→ **Items**
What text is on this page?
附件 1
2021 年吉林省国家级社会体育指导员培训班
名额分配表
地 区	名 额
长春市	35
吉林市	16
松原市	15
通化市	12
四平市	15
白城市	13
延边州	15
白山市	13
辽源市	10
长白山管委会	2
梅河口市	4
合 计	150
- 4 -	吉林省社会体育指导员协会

→ **Challenge**
Write out every entry again, keeping each line exactly the same.

→ **Answer to the problem**
What text is on this page?
附件 1
2021 年吉林省国家级社会体育指导员培训班
名额分配表
地 区	名 额
长春市	35
吉林市	16
松原市	15
通化市	12
四平市	15
白城市	13
延边州	15
白山市	13
辽源市	10
长白山管委会	2
梅河口市	4
合 计	150
- 4 -	吉林省社会体育指导员协会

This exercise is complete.